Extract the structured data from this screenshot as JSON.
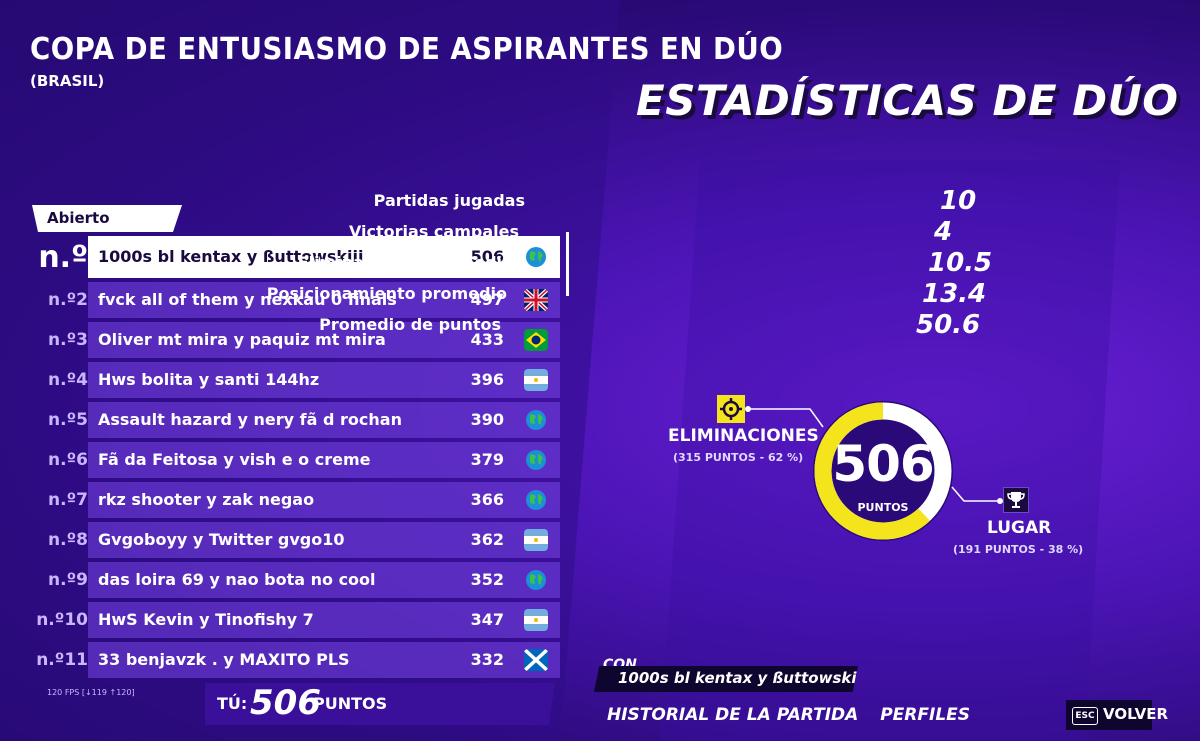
{
  "header": {
    "title": "COPA DE ENTUSIASMO DE ASPIRANTES EN DÚO",
    "subtitle": "(BRASIL)",
    "stats_title": "ESTADÍSTICAS DE DÚO"
  },
  "leaderboard": {
    "tab_label": "Abierto",
    "rows": [
      {
        "rank": "n.º",
        "name": "1000s bl kentax y ßuttowskiii",
        "score": "506",
        "flag": "globe"
      },
      {
        "rank": "n.º2",
        "name": "fvck all of them y nexkau 0 finals",
        "score": "497",
        "flag": "uk"
      },
      {
        "rank": "n.º3",
        "name": "Oliver mt mira y paquiz mt mira",
        "score": "433",
        "flag": "brazil"
      },
      {
        "rank": "n.º4",
        "name": "Hws bolita y santi 144hz",
        "score": "396",
        "flag": "argentina"
      },
      {
        "rank": "n.º5",
        "name": "Assault hazard y nery fã d rochan",
        "score": "390",
        "flag": "globe"
      },
      {
        "rank": "n.º6",
        "name": "Fã da Feitosa y vish e o creme",
        "score": "379",
        "flag": "globe"
      },
      {
        "rank": "n.º7",
        "name": "rkz shooter y zak negao",
        "score": "366",
        "flag": "globe"
      },
      {
        "rank": "n.º8",
        "name": "Gvgoboyy y Twitter gvgo10",
        "score": "362",
        "flag": "argentina"
      },
      {
        "rank": "n.º9",
        "name": "das loira 69 y nao bota no cool",
        "score": "352",
        "flag": "globe"
      },
      {
        "rank": "n.º10",
        "name": "HwS Kevin y Tinofishy 7",
        "score": "347",
        "flag": "argentina"
      },
      {
        "rank": "n.º11",
        "name": "33 benjavzk . y MAXITO PLS",
        "score": "332",
        "flag": "scotland"
      }
    ],
    "you_label": "TÚ:",
    "you_value": "506",
    "you_unit": "PUNTOS",
    "fps": "120 FPS [↓119 ↑120]"
  },
  "stats": [
    {
      "label": "Partidas jugadas",
      "value": "10"
    },
    {
      "label": "Victorias campales",
      "value": "4"
    },
    {
      "label": "Eliminaciones promedio",
      "value": "10.5"
    },
    {
      "label": "Posicionamiento promedio",
      "value": "13.4"
    },
    {
      "label": "Promedio de puntos",
      "value": "50.6"
    }
  ],
  "donut": {
    "total": "506",
    "unit": "PUNTOS",
    "elim_label": "ELIMINACIONES",
    "elim_sub": "(315 PUNTOS - 62 %)",
    "elim_fraction": 0.62,
    "lugar_label": "LUGAR",
    "lugar_sub": "(191 PUNTOS - 38 %)",
    "colors": {
      "elim": "#f4e41b",
      "lugar": "#ffffff"
    }
  },
  "teammate": {
    "label": "CON",
    "name": "1000s bl kentax y ßuttowskiii"
  },
  "bottom_tabs": [
    "HISTORIAL DE LA PARTIDA",
    "PERFILES"
  ],
  "back": {
    "key": "ESC",
    "label": "VOLVER"
  }
}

────────────────

◆ Goal of the exercise: Restate the data above word for word. Skip every picture.

◆ Answer to the task:
Extract the structured data from this screenshot as JSON.
{
  "header": {
    "title": "COPA DE ENTUSIASMO DE ASPIRANTES EN DÚO",
    "subtitle": "(BRASIL)",
    "stats_title": "ESTADÍSTICAS DE DÚO"
  },
  "leaderboard": {
    "tab_label": "Abierto",
    "rows": [
      {
        "rank": "n.º",
        "name": "1000s bl kentax y ßuttowskiii",
        "score": "506",
        "flag": "globe"
      },
      {
        "rank": "n.º2",
        "name": "fvck all of them y nexkau 0 finals",
        "score": "497",
        "flag": "uk"
      },
      {
        "rank": "n.º3",
        "name": "Oliver mt mira y paquiz mt mira",
        "score": "433",
        "flag": "brazil"
      },
      {
        "rank": "n.º4",
        "name": "Hws bolita y santi 144hz",
        "score": "396",
        "flag": "argentina"
      },
      {
        "rank": "n.º5",
        "name": "Assault hazard y nery fã d rochan",
        "score": "390",
        "flag": "globe"
      },
      {
        "rank": "n.º6",
        "name": "Fã da Feitosa y vish e o creme",
        "score": "379",
        "flag": "globe"
      },
      {
        "rank": "n.º7",
        "name": "rkz shooter y zak negao",
        "score": "366",
        "flag": "globe"
      },
      {
        "rank": "n.º8",
        "name": "Gvgoboyy y Twitter gvgo10",
        "score": "362",
        "flag": "argentina"
      },
      {
        "rank": "n.º9",
        "name": "das loira 69 y nao bota no cool",
        "score": "352",
        "flag": "globe"
      },
      {
        "rank": "n.º10",
        "name": "HwS Kevin y Tinofishy 7",
        "score": "347",
        "flag": "argentina"
      },
      {
        "rank": "n.º11",
        "name": "33 benjavzk . y MAXITO PLS",
        "score": "332",
        "flag": "scotland"
      }
    ],
    "you_label": "TÚ:",
    "you_value": "506",
    "you_unit": "PUNTOS",
    "fps": "120 FPS [↓119 ↑120]"
  },
  "stats": [
    {
      "label": "Partidas jugadas",
      "value": "10"
    },
    {
      "label": "Victorias campales",
      "value": "4"
    },
    {
      "label": "Eliminaciones promedio",
      "value": "10.5"
    },
    {
      "label": "Posicionamiento promedio",
      "value": "13.4"
    },
    {
      "label": "Promedio de puntos",
      "value": "50.6"
    }
  ],
  "donut": {
    "total": "506",
    "unit": "PUNTOS",
    "elim_label": "ELIMINACIONES",
    "elim_sub": "(315 PUNTOS - 62 %)",
    "elim_fraction": 0.62,
    "lugar_label": "LUGAR",
    "lugar_sub": "(191 PUNTOS - 38 %)",
    "colors": {
      "elim": "#f4e41b",
      "lugar": "#ffffff"
    }
  },
  "teammate": {
    "label": "CON",
    "name": "1000s bl kentax y ßuttowskiii"
  },
  "bottom_tabs": [
    "HISTORIAL DE LA PARTIDA",
    "PERFILES"
  ],
  "back": {
    "key": "ESC",
    "label": "VOLVER"
  }
}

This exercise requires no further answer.